Extracts from a graphics dataset:
+ + + +

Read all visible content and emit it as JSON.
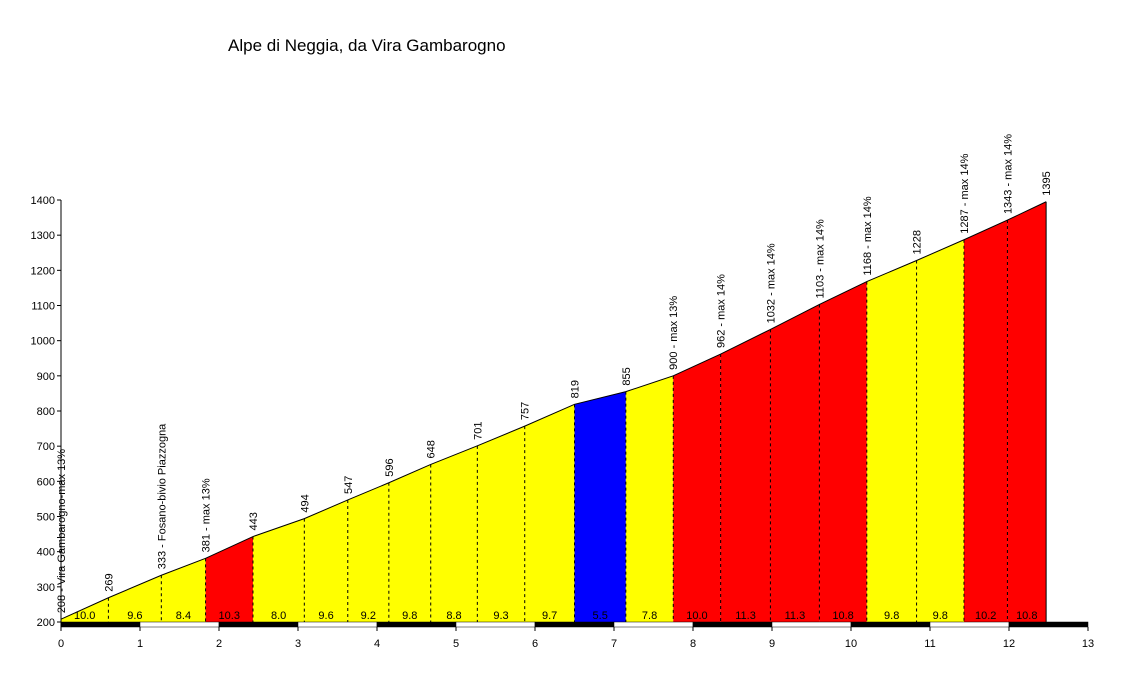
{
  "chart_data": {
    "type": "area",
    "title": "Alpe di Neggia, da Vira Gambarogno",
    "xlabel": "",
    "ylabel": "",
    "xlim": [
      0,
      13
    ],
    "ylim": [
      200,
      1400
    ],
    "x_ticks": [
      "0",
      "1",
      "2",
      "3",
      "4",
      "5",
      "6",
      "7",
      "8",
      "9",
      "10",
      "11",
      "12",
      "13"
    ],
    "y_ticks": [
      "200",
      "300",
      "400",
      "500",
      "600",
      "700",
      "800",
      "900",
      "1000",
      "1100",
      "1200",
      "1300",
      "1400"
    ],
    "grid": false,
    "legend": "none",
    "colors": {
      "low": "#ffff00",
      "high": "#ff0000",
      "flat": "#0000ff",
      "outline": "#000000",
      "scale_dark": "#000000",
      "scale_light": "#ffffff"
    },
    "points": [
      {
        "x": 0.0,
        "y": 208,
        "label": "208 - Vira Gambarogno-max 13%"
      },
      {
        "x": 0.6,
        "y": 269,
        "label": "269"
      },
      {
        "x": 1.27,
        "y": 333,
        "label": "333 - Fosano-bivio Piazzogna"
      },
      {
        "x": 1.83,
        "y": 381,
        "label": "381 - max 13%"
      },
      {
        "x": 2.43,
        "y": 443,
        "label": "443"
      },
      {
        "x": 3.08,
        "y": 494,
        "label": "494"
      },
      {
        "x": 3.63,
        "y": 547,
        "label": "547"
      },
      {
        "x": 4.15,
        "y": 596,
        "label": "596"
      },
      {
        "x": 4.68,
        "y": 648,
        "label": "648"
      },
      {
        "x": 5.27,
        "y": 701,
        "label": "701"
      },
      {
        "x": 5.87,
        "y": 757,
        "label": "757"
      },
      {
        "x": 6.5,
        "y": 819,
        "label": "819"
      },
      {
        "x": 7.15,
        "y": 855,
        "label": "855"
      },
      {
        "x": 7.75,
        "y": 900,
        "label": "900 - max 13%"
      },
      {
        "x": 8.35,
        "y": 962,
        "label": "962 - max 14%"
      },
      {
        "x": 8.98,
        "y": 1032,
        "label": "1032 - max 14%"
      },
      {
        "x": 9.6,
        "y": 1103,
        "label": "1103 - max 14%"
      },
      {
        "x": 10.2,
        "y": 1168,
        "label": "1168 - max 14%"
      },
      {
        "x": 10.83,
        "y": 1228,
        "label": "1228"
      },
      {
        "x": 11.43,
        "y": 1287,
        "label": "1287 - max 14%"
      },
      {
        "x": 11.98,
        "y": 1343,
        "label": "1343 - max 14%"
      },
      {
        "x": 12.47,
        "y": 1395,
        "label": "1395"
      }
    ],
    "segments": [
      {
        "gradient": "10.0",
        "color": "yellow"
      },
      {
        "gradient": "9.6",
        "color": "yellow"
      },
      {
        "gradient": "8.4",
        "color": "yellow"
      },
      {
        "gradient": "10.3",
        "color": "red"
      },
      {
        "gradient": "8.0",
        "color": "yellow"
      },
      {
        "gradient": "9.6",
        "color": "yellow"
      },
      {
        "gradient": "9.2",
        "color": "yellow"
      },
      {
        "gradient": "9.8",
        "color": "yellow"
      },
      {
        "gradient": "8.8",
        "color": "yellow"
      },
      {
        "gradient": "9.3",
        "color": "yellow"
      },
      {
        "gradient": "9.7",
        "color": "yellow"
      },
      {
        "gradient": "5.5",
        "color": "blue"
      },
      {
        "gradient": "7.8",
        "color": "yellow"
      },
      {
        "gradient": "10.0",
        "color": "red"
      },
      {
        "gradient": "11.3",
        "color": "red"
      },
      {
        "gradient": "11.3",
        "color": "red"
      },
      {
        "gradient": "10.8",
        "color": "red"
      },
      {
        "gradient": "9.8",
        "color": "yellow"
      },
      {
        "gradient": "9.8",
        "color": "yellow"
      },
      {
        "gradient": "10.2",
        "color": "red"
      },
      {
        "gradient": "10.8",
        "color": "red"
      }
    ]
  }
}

+ + + +

What this task involves: Find every line in the entries that includes the word "Gambarogno", then state how many there are and nothing else.

Answer to this problem: 2